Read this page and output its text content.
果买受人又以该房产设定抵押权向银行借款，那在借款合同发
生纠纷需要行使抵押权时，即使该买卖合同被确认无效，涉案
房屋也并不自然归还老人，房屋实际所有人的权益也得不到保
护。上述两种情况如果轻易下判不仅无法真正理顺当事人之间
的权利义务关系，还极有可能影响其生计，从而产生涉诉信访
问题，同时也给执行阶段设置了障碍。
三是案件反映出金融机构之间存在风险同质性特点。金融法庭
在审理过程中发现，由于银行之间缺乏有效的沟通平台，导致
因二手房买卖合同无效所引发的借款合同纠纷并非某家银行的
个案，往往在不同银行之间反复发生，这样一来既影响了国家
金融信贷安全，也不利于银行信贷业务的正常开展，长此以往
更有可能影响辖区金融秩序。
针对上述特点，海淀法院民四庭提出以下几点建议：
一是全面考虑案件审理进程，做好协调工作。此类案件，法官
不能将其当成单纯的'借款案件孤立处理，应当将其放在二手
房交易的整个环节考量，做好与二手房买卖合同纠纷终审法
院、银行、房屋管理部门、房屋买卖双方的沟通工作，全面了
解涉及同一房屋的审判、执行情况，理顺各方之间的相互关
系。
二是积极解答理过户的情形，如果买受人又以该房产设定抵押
========
Stated exercise →
Print again each line of the listing above, exactly as it appears.

Solution for this exercise →
Read this page and output its text content.
果买受人又以该房产设定抵押权向银行借款，那在借款合同发
生纠纷需要行使抵押权时，即使该买卖合同被确认无效，涉案
房屋也并不自然归还老人，房屋实际所有人的权益也得不到保
护。上述两种情况如果轻易下判不仅无法真正理顺当事人之间
的权利义务关系，还极有可能影响其生计，从而产生涉诉信访
问题，同时也给执行阶段设置了障碍。
三是案件反映出金融机构之间存在风险同质性特点。金融法庭
在审理过程中发现，由于银行之间缺乏有效的沟通平台，导致
因二手房买卖合同无效所引发的借款合同纠纷并非某家银行的
个案，往往在不同银行之间反复发生，这样一来既影响了国家
金融信贷安全，也不利于银行信贷业务的正常开展，长此以往
更有可能影响辖区金融秩序。
针对上述特点，海淀法院民四庭提出以下几点建议：
一是全面考虑案件审理进程，做好协调工作。此类案件，法官
不能将其当成单纯的'借款案件孤立处理，应当将其放在二手
房交易的整个环节考量，做好与二手房买卖合同纠纷终审法
院、银行、房屋管理部门、房屋买卖双方的沟通工作，全面了
解涉及同一房屋的审判、执行情况，理顺各方之间的相互关
系。
二是积极解答理过户的情形，如果买受人又以该房产设定抵押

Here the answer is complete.